QUESTIONS ON THE MATERIAL:
1. In the writing blog posts, what color is the sleeper sofa the writer ordered?
2. Carry the writing blog posts on past their final sentence.

Monday, August 30, 2010
from Muriel Spark
FIRST PACKET
Ah. The first packet—so glorious in its newness, its enthusiasm, with new essay topics to explore (unless you’re a fourth semester student working on your creative thesis) and a wild venture into a relationship with a new advisor and a new relationship with your creative work and soul. Who knows what great insights will occur over the next five months? The possibilities are endless. It all begins with that first step of writing and sending it off (whether this is your very first first packet or your final first packet, or for non-students the beginning of a new book) There is excitement, anxiety, hope and potential with every word.
It holds true for advisors, too. That first packet from a new student is full of wonder and surprise. We’ve met you, set up a plan, now we get to see it in action, and then we get to see the life of our students develop over a semester’s time. Writers are in a constant state of firsts.
My advise to those sending off—be honest, believe in what you do, and make it better all the time. And please double space and proofread.
Enjoy that thrill of your first—may it not be your last!
Wednesday, August 25, 2010
Spaces
I've got rewrites to do--some small things and some big, intractable things. They are due in a week, and I've been having trouble getting going. My available hours seem filled with urgent minutia--each tiny crisis seems to beget another one. It's hard to pump up your antagonist's presence when you're trying to explain to your credit card company the intricacies of getting mail forwarded from the great incorporated incompetence of Cleveland, OH.
My apartment will remain unfinished for awhile. There are curtains unhung and a half-assembled desk drawer unit sitting in the middle of my living room floor. I don't have time to assemble it, and it's too heavy to move. Anyway, it's the biggest piece of furniture in my living room. In a rash of I can make my own decisions! mania I ordered a large purple sleeper sofa, which hasn't arrived yet. This is generally why people don't let me make my own decisions.
My landlady has been out of town for ten days. She asked me to take of her cats and her orchid. It turns out that by Take care of my orchid she did not mean Please let it slowly dessicate and die. The cats are still alive, though, and I think I should get credit for that.
One of my cats is in diapers, as he pees on things with abandon. I use the little boy's old diapers and cut a hole for the tail and thread the tail through. The other has, like, mange. She lies on my bed at night and scratches herself perpetually. I could rent her out to cheap motels--just put her in the room et, voila!--Magic Fingers vibrating bed. Mange is bad. I should take her to the vet. I should buy a new orchid. I need to do laundry. I need cat litter and, you know, food. I need to find some child care for next week so I can write. Or at least so I can stare out the window and think about writing.

RECORDS:
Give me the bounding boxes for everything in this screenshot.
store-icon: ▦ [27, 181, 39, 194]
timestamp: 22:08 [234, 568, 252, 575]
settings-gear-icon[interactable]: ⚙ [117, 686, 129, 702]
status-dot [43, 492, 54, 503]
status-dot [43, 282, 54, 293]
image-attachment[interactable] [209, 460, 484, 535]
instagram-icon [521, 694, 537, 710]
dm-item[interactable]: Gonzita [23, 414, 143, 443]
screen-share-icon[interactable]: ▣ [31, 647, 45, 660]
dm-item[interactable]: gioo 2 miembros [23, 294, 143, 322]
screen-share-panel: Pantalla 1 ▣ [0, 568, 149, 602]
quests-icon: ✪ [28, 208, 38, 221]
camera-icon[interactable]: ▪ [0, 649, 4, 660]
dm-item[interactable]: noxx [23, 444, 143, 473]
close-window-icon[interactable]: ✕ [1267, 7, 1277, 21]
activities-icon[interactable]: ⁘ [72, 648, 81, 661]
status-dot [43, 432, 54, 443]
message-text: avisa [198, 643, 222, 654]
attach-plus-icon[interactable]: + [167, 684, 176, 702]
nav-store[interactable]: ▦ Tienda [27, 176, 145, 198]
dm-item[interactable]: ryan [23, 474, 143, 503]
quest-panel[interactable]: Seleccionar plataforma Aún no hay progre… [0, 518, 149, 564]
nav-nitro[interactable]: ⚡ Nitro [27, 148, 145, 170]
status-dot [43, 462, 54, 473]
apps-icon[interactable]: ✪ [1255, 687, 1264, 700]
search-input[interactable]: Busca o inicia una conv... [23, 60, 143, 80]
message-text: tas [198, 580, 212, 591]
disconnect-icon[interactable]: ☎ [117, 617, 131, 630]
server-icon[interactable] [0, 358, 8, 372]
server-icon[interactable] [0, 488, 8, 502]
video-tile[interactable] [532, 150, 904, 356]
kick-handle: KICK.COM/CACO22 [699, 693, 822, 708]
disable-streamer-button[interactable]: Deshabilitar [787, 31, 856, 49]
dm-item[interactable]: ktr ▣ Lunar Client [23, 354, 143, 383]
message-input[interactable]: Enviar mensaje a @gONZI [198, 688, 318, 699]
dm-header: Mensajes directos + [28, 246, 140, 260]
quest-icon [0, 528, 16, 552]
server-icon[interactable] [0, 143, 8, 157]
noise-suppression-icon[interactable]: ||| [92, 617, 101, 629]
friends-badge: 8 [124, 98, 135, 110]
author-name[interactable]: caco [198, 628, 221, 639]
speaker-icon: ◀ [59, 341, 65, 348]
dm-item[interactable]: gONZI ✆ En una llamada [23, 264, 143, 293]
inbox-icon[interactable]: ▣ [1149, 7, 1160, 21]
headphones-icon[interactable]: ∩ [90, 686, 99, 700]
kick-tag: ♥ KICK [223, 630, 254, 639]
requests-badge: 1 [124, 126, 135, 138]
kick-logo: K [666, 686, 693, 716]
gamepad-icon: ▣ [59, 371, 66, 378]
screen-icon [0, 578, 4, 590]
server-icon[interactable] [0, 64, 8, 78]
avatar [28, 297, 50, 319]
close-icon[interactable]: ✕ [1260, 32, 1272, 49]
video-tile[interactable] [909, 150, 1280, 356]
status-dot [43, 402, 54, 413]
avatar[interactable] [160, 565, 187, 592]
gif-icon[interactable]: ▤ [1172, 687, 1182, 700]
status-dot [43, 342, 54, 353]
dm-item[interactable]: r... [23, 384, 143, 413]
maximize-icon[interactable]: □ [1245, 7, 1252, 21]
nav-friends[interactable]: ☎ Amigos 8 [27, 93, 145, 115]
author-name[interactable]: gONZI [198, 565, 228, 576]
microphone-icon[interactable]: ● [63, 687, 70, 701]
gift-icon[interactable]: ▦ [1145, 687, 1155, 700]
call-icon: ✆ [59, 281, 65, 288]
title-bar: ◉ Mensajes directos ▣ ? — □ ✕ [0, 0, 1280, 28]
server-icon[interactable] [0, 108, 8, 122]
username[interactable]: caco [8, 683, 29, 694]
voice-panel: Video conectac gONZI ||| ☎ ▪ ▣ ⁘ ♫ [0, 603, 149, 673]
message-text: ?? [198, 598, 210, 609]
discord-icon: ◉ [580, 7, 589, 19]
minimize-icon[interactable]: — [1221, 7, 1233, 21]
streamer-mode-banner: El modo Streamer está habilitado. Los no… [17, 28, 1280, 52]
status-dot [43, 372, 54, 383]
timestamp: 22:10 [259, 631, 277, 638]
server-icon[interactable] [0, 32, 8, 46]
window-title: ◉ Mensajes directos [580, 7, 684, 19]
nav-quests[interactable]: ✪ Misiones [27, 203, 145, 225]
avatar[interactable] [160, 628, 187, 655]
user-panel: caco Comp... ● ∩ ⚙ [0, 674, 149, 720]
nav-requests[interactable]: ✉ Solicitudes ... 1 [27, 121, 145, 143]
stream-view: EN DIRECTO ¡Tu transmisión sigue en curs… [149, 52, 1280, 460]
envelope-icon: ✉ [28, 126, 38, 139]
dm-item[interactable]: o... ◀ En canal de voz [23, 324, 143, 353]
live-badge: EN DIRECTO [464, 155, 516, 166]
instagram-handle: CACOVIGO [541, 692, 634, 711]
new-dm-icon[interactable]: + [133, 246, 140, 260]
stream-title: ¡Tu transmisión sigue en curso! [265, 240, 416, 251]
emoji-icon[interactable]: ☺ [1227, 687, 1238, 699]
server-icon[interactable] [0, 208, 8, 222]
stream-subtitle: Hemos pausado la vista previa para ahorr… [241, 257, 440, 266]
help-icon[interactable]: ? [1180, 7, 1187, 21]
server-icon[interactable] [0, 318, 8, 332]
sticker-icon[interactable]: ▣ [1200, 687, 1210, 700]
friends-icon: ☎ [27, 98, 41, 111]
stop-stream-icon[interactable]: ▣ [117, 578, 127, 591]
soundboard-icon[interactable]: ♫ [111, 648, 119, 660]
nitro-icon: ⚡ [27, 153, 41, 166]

RESULTS FOR THE EXERCISE:
1. Purple.

2.
I have child care today, and, other than trying to perform CPR on all the outdoor plants (that works, right?), not too much else to do. I woke up, determined to clear my head and look at the task before me. I made coffee. I sat down at my computer. My litle boy burst through my door and announced with glee, Mommy, I peed in my big boy bed!
The question is, how do you find the head space for writing when there is no space in your head?
Friday, August 20, 2010
A defining sentence
Many of us were inspired and moved by Elizabeth Partridge’s talk in July. One of the wonderful things that stayed with me was the way Partridge searches for a sentence that expresses the theme of each non-fiction book that she writes. When that sentence comes to her, she writes it on a Post-it note and sticks it up on her computer.
I wondered if I could I do the same thing with a novel. It’s always a struggle to uncover a novel’s emotional line; to define the energy that pushes the story forward. That emotional line is like the drone on a bagpipe, humming beneath every scene or, as Lisa described it once, it’s the strong thread that holds a string of pearls together. Could I express that theme or connecting thread in a single sentence?
In the novel I'm working on now, my character, Brandon, has learned some shocking truths that his father hid from those he loved. When his dad dies suddenly, Brandon searches for the father he never knew. Today, I wrote up a conversation between Brandon and his aunt, in which Brandon learns that his dad loved the Lone Ranger when he was a kid. And there was my sentence: “Who was that masked man, anyway?”
The sentence is silly and will probably change as I revise again and again. But finding it was a good exercise and it helped me to see what scenes should come next. So try it. Can you come up with a Partridge Sentence for your own short story/novel/poetry collection/critical thesis? Stick the sentence to your computer; tack it to the wall. Let us know what happens.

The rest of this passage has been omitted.